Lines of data

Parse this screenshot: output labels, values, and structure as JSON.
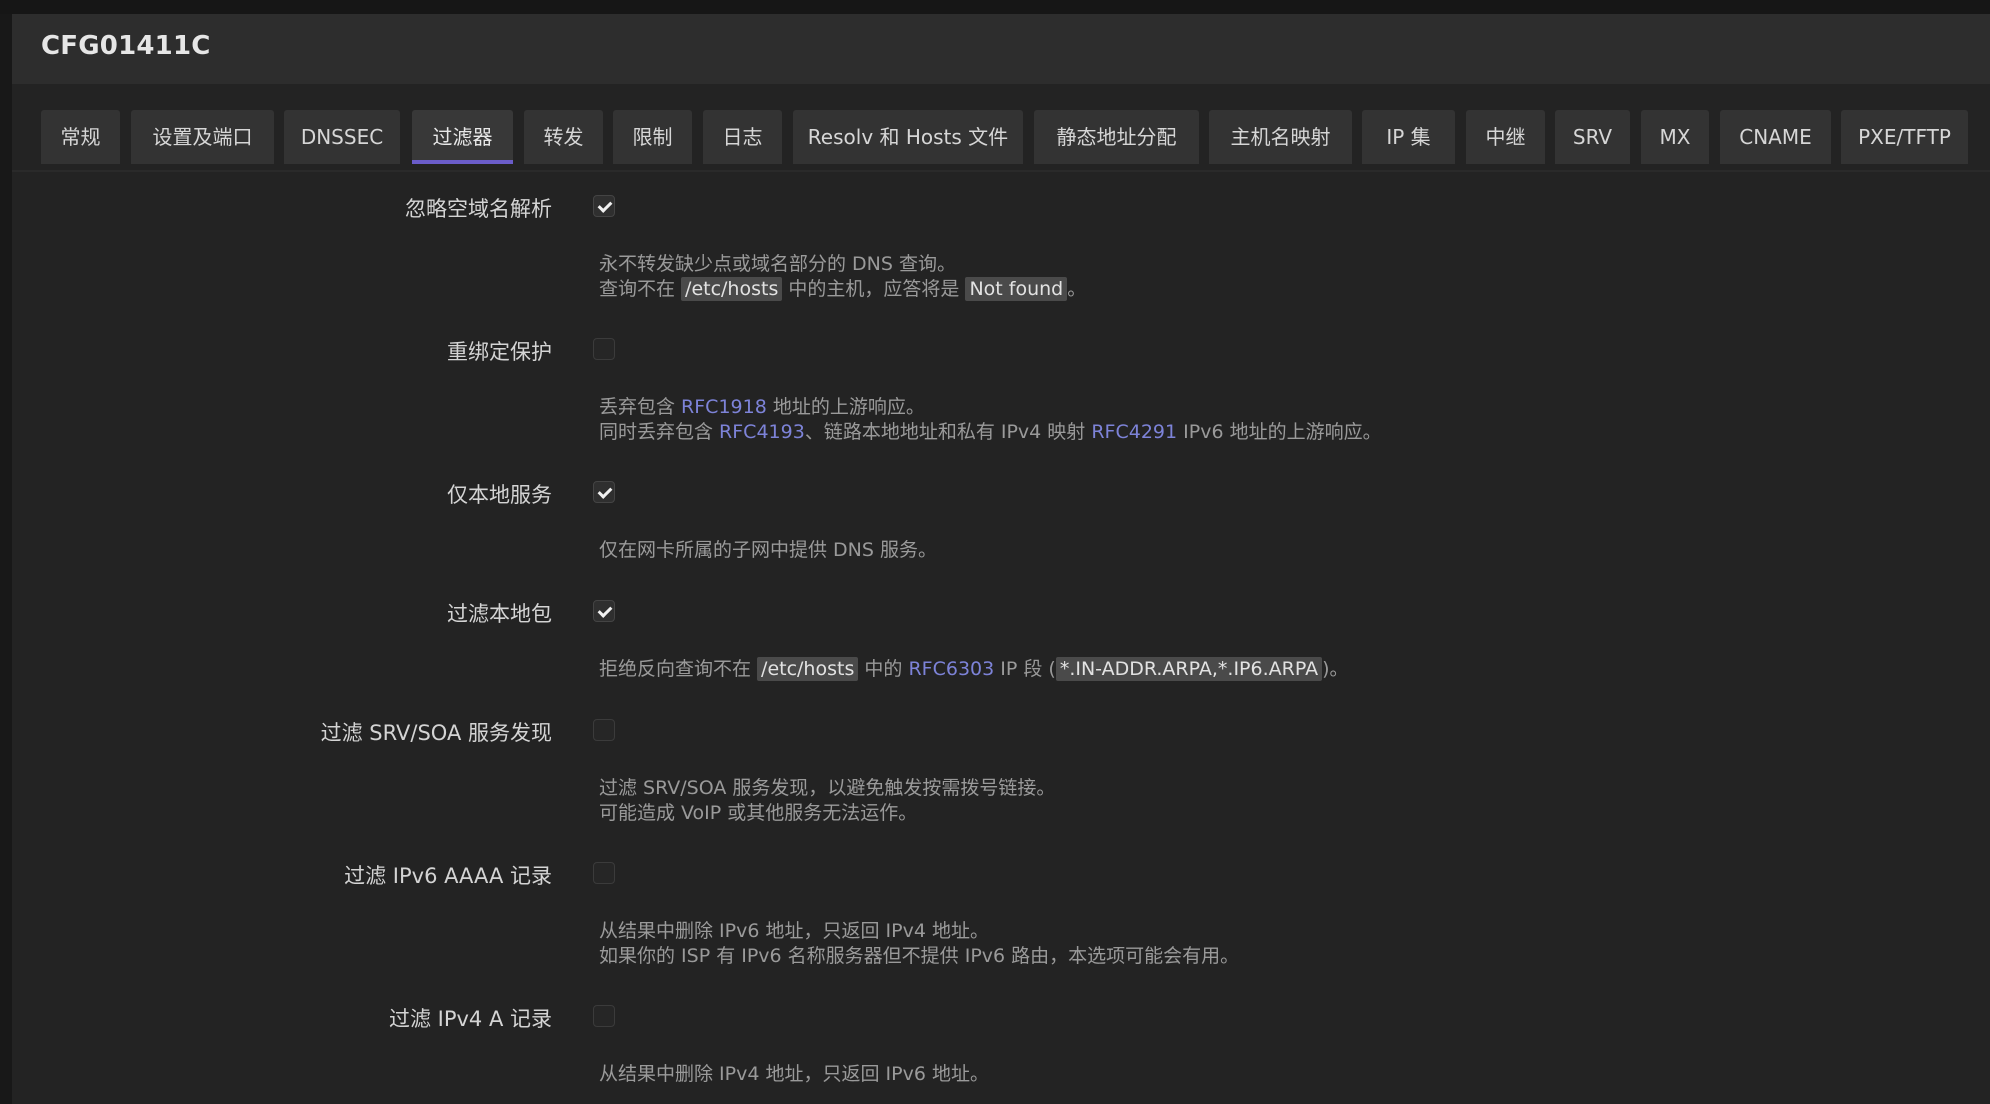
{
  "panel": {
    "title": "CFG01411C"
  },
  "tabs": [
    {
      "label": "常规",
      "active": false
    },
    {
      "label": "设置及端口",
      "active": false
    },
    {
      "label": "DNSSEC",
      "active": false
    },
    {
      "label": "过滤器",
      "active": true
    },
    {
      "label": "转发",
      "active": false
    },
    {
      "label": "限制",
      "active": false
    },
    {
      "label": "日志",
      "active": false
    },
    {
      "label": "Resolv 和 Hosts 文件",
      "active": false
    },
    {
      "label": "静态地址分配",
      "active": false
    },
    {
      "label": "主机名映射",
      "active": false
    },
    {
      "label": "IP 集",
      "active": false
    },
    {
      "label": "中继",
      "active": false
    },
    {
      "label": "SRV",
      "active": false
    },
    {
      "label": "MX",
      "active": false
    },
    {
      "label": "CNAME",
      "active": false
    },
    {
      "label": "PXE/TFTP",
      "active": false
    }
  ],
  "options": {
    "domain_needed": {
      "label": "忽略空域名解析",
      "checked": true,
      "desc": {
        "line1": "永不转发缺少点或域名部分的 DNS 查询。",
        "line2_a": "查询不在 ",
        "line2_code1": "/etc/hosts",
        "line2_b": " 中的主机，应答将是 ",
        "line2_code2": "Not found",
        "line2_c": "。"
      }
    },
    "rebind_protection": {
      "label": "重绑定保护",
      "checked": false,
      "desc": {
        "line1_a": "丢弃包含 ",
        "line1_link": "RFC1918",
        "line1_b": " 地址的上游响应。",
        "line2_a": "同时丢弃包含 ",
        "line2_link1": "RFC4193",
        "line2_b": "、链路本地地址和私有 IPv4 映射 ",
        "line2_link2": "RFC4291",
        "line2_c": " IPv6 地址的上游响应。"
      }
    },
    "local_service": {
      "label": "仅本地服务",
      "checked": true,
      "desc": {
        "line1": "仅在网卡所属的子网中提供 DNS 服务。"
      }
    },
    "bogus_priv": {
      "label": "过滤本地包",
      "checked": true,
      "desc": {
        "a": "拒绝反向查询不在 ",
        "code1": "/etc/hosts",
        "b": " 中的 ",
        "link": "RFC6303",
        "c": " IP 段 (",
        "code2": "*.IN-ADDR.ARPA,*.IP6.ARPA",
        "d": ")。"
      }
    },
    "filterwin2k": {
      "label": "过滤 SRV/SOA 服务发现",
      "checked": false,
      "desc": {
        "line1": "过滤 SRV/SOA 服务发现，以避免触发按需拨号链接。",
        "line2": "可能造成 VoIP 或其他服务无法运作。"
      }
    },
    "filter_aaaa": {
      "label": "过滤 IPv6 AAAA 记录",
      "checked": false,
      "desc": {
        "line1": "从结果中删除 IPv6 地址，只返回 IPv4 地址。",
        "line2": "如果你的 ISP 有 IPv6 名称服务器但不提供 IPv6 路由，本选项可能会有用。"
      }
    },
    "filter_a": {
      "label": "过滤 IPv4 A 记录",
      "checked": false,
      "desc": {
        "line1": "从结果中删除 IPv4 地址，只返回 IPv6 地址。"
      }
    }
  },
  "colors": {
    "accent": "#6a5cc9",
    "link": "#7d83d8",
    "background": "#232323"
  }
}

==

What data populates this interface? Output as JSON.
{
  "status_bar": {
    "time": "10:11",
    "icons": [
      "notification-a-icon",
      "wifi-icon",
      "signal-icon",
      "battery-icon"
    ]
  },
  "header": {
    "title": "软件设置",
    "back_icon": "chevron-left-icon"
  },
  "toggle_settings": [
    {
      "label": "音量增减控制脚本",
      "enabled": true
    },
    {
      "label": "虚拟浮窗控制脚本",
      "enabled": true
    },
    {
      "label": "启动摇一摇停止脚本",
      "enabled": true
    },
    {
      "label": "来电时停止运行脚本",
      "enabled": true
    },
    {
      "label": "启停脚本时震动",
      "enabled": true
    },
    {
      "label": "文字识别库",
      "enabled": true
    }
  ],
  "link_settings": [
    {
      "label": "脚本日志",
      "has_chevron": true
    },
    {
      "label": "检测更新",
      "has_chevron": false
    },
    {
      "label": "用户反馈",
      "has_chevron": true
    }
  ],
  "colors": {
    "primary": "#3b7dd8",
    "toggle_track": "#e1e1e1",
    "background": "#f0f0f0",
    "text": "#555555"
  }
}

...

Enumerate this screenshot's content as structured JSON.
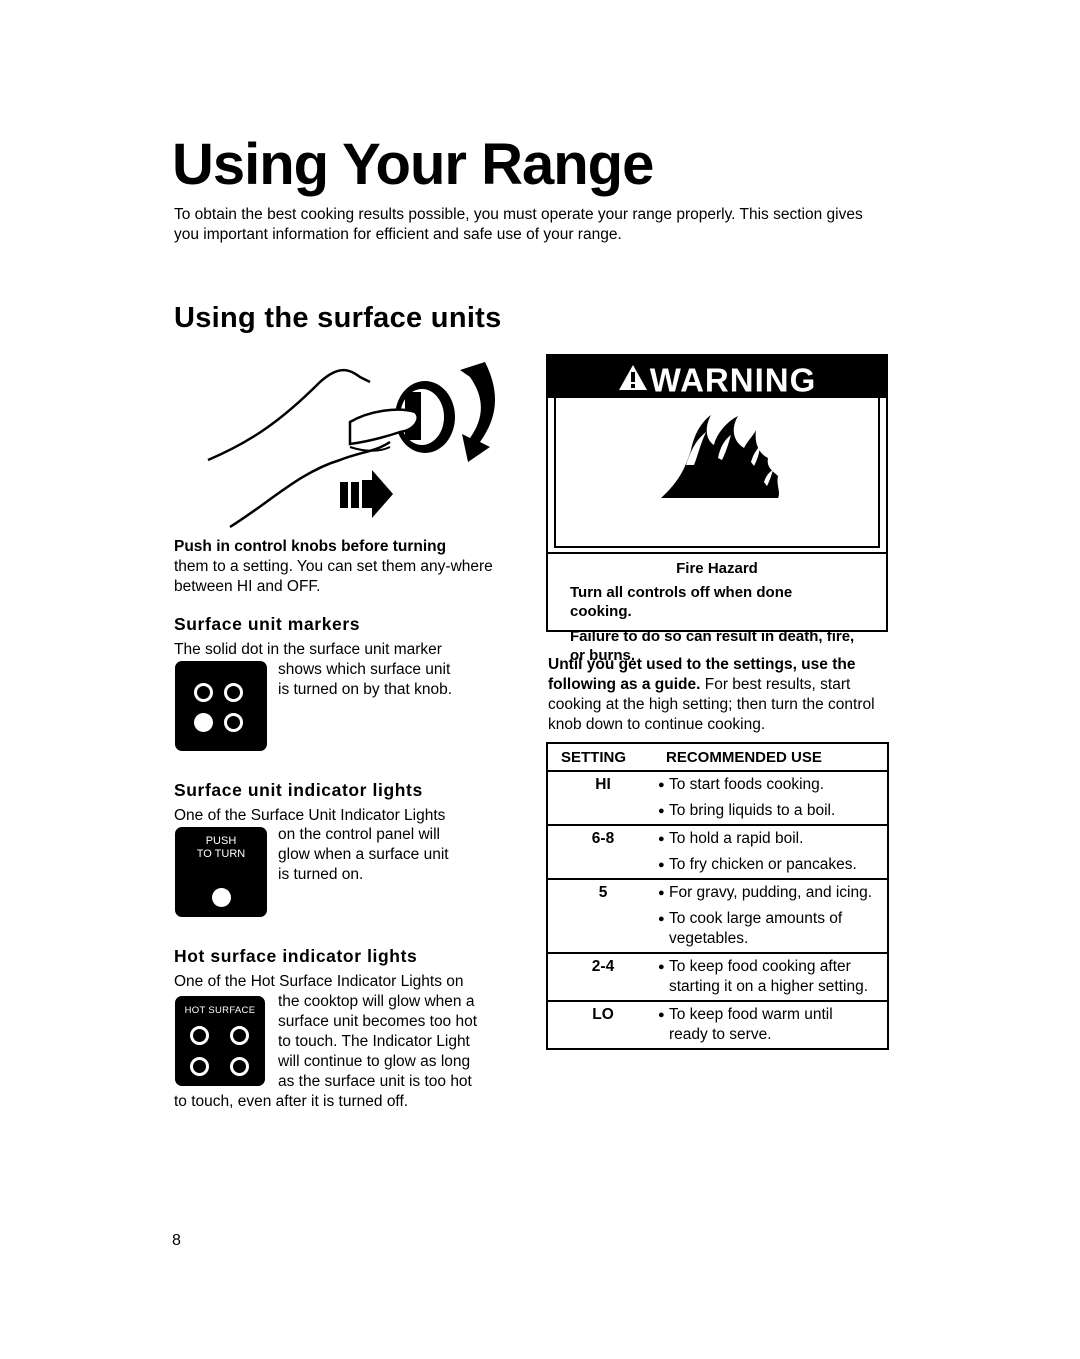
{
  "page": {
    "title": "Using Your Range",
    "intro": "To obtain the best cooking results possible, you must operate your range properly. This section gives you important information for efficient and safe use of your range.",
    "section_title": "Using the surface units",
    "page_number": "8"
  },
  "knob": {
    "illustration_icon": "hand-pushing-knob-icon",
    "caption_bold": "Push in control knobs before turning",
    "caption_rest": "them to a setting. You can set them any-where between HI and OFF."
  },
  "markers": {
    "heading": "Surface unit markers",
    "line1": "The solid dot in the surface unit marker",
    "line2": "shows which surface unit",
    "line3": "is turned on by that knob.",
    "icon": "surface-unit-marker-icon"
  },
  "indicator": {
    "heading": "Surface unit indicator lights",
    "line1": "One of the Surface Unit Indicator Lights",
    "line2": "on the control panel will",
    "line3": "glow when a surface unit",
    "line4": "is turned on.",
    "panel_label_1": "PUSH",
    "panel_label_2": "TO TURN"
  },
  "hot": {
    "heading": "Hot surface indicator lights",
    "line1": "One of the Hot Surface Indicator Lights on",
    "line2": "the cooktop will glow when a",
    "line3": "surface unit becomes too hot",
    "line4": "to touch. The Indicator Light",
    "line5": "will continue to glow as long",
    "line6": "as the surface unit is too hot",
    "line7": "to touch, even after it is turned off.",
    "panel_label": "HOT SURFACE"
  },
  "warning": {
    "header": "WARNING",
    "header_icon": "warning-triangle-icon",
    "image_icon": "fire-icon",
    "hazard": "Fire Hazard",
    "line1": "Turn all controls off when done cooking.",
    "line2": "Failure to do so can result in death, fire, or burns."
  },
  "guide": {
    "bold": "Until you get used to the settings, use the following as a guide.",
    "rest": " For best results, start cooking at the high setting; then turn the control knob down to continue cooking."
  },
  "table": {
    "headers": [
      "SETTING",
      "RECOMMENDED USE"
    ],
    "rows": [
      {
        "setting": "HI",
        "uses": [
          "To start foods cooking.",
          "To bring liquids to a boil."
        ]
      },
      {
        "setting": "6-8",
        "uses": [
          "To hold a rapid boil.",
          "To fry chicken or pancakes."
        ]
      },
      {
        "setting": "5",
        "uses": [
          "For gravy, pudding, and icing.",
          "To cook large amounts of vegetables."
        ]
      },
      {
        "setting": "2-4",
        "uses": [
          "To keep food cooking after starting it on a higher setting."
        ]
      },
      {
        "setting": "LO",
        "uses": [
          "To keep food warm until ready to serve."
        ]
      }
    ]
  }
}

Aim of the task: Extract each line holding the string "best".

Response to the task:
    "intro": "To obtain the best cooking results possible, you must operate your range properly. This section gives you important information for efficient and safe use of your range.",
    "rest": " For best results, start cooking at the high setting; then turn the control knob down to continue cooking."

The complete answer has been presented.